(Your objective)
Write out the data below line for line, with no changes, and leave out the picture markers.
━━ Dataset
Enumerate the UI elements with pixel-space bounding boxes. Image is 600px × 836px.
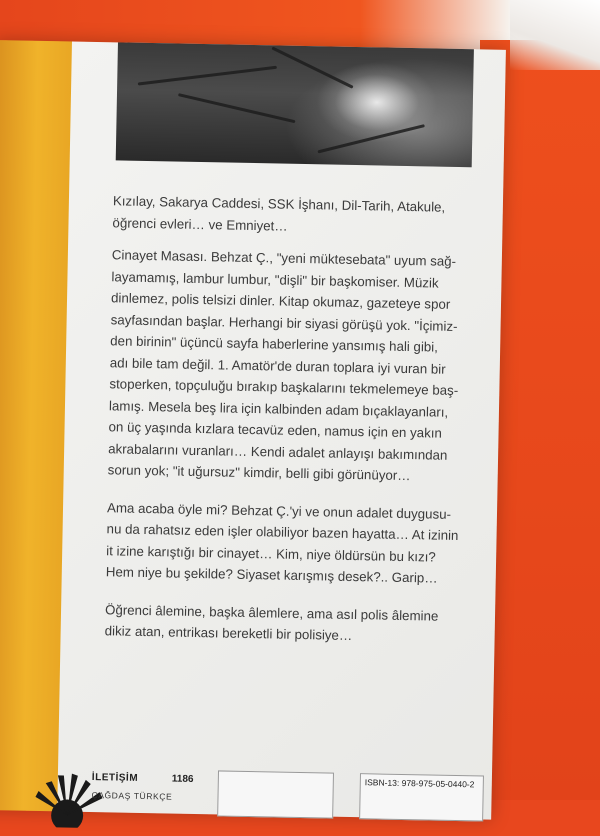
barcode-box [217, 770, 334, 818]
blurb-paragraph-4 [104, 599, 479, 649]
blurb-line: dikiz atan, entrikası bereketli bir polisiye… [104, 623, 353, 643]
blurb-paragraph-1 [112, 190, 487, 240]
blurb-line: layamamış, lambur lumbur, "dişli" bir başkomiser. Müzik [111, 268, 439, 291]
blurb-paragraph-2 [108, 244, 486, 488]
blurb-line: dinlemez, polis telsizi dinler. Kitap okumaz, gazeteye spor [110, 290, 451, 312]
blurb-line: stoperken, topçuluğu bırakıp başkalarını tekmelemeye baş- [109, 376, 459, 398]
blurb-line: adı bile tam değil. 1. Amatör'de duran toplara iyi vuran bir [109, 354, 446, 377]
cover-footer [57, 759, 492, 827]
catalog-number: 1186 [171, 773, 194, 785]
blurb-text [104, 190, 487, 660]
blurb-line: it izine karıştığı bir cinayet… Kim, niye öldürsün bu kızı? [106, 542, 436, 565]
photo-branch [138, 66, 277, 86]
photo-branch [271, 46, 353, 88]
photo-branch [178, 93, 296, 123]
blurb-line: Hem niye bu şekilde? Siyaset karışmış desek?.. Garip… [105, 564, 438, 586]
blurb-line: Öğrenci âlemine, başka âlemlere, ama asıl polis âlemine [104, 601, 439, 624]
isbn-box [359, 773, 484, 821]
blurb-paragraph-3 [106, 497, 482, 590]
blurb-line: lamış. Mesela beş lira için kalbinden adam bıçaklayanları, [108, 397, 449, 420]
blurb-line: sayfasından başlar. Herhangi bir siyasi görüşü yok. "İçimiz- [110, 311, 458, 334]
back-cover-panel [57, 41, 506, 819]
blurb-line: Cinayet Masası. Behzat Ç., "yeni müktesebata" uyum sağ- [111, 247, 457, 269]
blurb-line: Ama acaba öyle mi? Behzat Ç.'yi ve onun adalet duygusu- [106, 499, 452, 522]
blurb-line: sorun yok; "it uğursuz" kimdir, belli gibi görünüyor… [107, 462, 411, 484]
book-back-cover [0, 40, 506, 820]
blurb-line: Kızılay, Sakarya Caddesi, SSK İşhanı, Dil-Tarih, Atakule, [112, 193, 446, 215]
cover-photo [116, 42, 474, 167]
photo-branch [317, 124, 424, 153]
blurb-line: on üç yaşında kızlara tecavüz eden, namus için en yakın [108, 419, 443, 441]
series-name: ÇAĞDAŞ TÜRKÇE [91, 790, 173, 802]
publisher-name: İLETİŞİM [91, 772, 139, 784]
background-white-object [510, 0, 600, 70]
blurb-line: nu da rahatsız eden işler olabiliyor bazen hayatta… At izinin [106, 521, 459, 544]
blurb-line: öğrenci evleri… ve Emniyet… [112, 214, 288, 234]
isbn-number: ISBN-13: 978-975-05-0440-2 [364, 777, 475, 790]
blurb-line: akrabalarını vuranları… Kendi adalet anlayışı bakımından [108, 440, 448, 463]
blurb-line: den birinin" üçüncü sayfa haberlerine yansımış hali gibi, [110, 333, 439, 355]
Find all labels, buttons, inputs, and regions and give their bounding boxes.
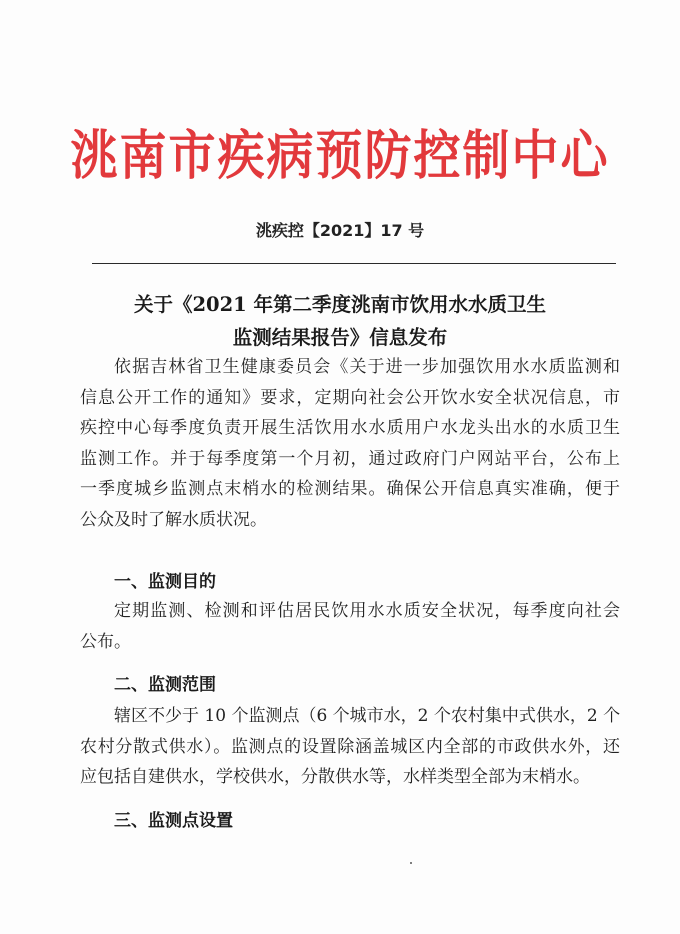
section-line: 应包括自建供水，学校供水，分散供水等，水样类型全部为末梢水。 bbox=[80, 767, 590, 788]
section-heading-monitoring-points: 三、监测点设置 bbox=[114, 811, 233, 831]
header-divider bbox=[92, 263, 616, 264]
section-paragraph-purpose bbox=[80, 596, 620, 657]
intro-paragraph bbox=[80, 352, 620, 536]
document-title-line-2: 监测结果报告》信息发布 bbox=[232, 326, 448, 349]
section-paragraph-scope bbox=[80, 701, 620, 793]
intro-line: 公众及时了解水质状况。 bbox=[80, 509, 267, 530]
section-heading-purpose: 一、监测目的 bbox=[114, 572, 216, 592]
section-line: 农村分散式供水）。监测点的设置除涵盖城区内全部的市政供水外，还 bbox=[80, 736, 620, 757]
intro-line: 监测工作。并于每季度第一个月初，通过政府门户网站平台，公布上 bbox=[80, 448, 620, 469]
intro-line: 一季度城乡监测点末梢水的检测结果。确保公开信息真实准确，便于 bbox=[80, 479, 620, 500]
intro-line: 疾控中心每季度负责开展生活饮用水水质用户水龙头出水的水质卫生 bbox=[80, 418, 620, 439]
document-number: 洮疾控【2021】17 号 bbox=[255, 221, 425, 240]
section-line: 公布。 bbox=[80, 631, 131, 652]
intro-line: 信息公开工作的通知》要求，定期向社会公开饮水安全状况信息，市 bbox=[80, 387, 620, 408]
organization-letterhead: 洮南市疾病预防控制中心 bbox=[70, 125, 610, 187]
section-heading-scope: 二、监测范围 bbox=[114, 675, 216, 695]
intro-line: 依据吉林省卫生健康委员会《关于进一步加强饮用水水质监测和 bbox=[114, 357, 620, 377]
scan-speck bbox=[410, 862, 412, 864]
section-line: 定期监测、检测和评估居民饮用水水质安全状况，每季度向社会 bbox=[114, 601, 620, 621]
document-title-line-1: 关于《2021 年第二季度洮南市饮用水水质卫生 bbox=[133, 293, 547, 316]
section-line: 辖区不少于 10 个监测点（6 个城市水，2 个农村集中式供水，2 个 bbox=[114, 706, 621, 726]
━━━━
(Output below)
Enumerate the UI elements with pixel-space bounding boxes. Image is 600px × 836px.
barcode-box [217, 770, 334, 818]
blurb-paragraph-4 [104, 599, 479, 649]
blurb-line: dikiz atan, entrikası bereketli bir polisiye… [104, 623, 353, 643]
blurb-paragraph-1 [112, 190, 487, 240]
blurb-line: layamamış, lambur lumbur, "dişli" bir başkomiser. Müzik [111, 268, 439, 291]
blurb-paragraph-2 [108, 244, 486, 488]
blurb-line: dinlemez, polis telsizi dinler. Kitap okumaz, gazeteye spor [110, 290, 451, 312]
blurb-line: stoperken, topçuluğu bırakıp başkalarını tekmelemeye baş- [109, 376, 459, 398]
blurb-line: adı bile tam değil. 1. Amatör'de duran toplara iyi vuran bir [109, 354, 446, 377]
cover-footer [57, 759, 492, 827]
catalog-number: 1186 [171, 773, 194, 785]
blurb-text [104, 190, 487, 660]
blurb-line: it izine karıştığı bir cinayet… Kim, niye öldürsün bu kızı? [106, 542, 436, 565]
photo-branch [138, 66, 277, 86]
photo-branch [271, 46, 353, 88]
photo-branch [178, 93, 296, 123]
blurb-line: Hem niye bu şekilde? Siyaset karışmış desek?.. Garip… [105, 564, 438, 586]
blurb-line: Öğrenci âlemine, başka âlemlere, ama asıl polis âlemine [104, 601, 439, 624]
isbn-box [359, 773, 484, 821]
blurb-paragraph-3 [106, 497, 482, 590]
blurb-line: lamış. Mesela beş lira için kalbinden adam bıçaklayanları, [108, 397, 449, 420]
blurb-line: sayfasından başlar. Herhangi bir siyasi görüşü yok. "İçimiz- [110, 311, 458, 334]
back-cover-panel [57, 41, 506, 819]
blurb-line: Cinayet Masası. Behzat Ç., "yeni müktesebata" uyum sağ- [111, 247, 457, 269]
blurb-line: Ama acaba öyle mi? Behzat Ç.'yi ve onun adalet duygusu- [106, 499, 452, 522]
blurb-line: sorun yok; "it uğursuz" kimdir, belli gibi görünüyor… [107, 462, 411, 484]
book-back-cover [0, 40, 506, 820]
blurb-line: Kızılay, Sakarya Caddesi, SSK İşhanı, Dil-Tarih, Atakule, [112, 193, 446, 215]
cover-photo [116, 42, 474, 167]
photo-branch [317, 124, 424, 153]
blurb-line: on üç yaşında kızlara tecavüz eden, namus için en yakın [108, 419, 443, 441]
series-name: ÇAĞDAŞ TÜRKÇE [91, 790, 173, 802]
publisher-name: İLETİŞİM [91, 772, 139, 784]
background-white-object [510, 0, 600, 70]
blurb-line: nu da rahatsız eden işler olabiliyor bazen hayatta… At izinin [106, 521, 459, 544]
blurb-line: öğrenci evleri… ve Emniyet… [112, 214, 288, 234]
isbn-number: ISBN-13: 978-975-05-0440-2 [364, 777, 475, 790]
blurb-line: akrabalarını vuranları… Kendi adalet anlayışı bakımından [108, 440, 448, 463]
blurb-line: den birinin" üçüncü sayfa haberlerine yansımış hali gibi, [110, 333, 439, 355]
Find all labels, buttons, inputs, and regions and give their bounding boxes.
section-line: 应包括自建供水，学校供水，分散供水等，水样类型全部为末梢水。 bbox=[80, 767, 590, 788]
section-heading-monitoring-points: 三、监测点设置 bbox=[114, 811, 233, 831]
header-divider bbox=[92, 263, 616, 264]
section-paragraph-purpose bbox=[80, 596, 620, 657]
intro-paragraph bbox=[80, 352, 620, 536]
document-title-line-2: 监测结果报告》信息发布 bbox=[232, 326, 448, 349]
section-paragraph-scope bbox=[80, 701, 620, 793]
intro-line: 公众及时了解水质状况。 bbox=[80, 509, 267, 530]
section-heading-purpose: 一、监测目的 bbox=[114, 572, 216, 592]
section-line: 农村分散式供水）。监测点的设置除涵盖城区内全部的市政供水外，还 bbox=[80, 736, 620, 757]
intro-line: 监测工作。并于每季度第一个月初，通过政府门户网站平台，公布上 bbox=[80, 448, 620, 469]
intro-line: 一季度城乡监测点末梢水的检测结果。确保公开信息真实准确，便于 bbox=[80, 479, 620, 500]
intro-line: 疾控中心每季度负责开展生活饮用水水质用户水龙头出水的水质卫生 bbox=[80, 418, 620, 439]
document-number: 洮疾控【2021】17 号 bbox=[255, 221, 425, 240]
section-line: 公布。 bbox=[80, 631, 131, 652]
intro-line: 信息公开工作的通知》要求，定期向社会公开饮水安全状况信息，市 bbox=[80, 387, 620, 408]
organization-letterhead: 洮南市疾病预防控制中心 bbox=[70, 125, 610, 187]
section-heading-scope: 二、监测范围 bbox=[114, 675, 216, 695]
intro-line: 依据吉林省卫生健康委员会《关于进一步加强饮用水水质监测和 bbox=[114, 357, 620, 377]
scan-speck bbox=[410, 862, 412, 864]
section-line: 定期监测、检测和评估居民饮用水水质安全状况，每季度向社会 bbox=[114, 601, 620, 621]
document-title-line-1: 关于《2021 年第二季度洮南市饮用水水质卫生 bbox=[133, 293, 547, 316]
section-line: 辖区不少于 10 个监测点（6 个城市水，2 个农村集中式供水，2 个 bbox=[114, 706, 621, 726]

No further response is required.